- **Prompt**
Which lines contain the word "Estavamos"? Return each of them as written.

- **Input records**
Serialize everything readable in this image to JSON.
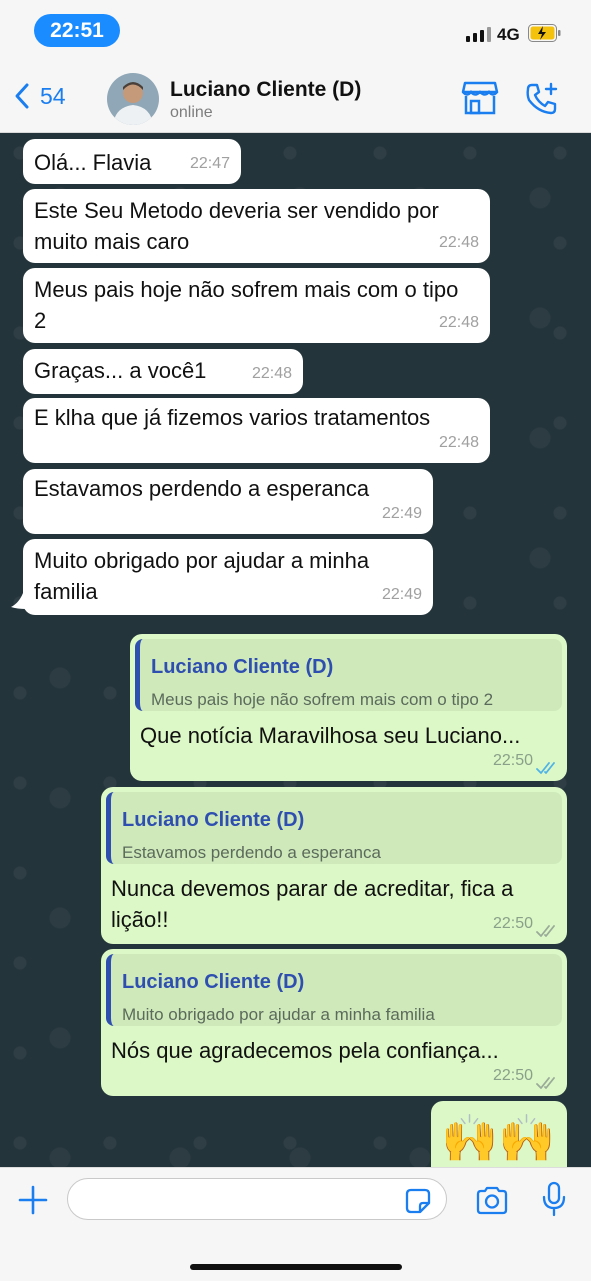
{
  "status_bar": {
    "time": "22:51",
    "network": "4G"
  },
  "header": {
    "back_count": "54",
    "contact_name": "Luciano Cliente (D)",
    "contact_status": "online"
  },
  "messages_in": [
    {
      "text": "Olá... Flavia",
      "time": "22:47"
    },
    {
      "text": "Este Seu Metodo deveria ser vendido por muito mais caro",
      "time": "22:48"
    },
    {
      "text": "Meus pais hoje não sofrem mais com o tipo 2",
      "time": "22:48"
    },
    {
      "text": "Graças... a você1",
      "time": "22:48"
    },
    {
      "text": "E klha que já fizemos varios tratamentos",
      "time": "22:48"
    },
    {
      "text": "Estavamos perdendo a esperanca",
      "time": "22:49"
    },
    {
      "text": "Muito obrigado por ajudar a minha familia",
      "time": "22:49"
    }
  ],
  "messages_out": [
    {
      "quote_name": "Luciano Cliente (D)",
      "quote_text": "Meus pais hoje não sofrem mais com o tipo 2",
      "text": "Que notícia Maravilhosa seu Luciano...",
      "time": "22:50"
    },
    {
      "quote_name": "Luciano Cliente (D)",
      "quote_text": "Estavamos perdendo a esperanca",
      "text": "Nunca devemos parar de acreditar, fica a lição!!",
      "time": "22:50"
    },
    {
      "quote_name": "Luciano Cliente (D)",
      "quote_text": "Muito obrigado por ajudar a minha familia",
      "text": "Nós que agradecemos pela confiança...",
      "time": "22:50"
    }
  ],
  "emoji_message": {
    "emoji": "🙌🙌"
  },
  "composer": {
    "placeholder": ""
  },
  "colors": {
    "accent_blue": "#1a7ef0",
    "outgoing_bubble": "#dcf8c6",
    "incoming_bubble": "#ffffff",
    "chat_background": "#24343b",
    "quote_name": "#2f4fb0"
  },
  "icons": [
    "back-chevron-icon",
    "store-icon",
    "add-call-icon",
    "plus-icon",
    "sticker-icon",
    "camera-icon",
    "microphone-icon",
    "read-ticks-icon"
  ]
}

- **Task response**
      "text": "Estavamos perdendo a esperanca",
      "quote_text": "Estavamos perdendo a esperanca",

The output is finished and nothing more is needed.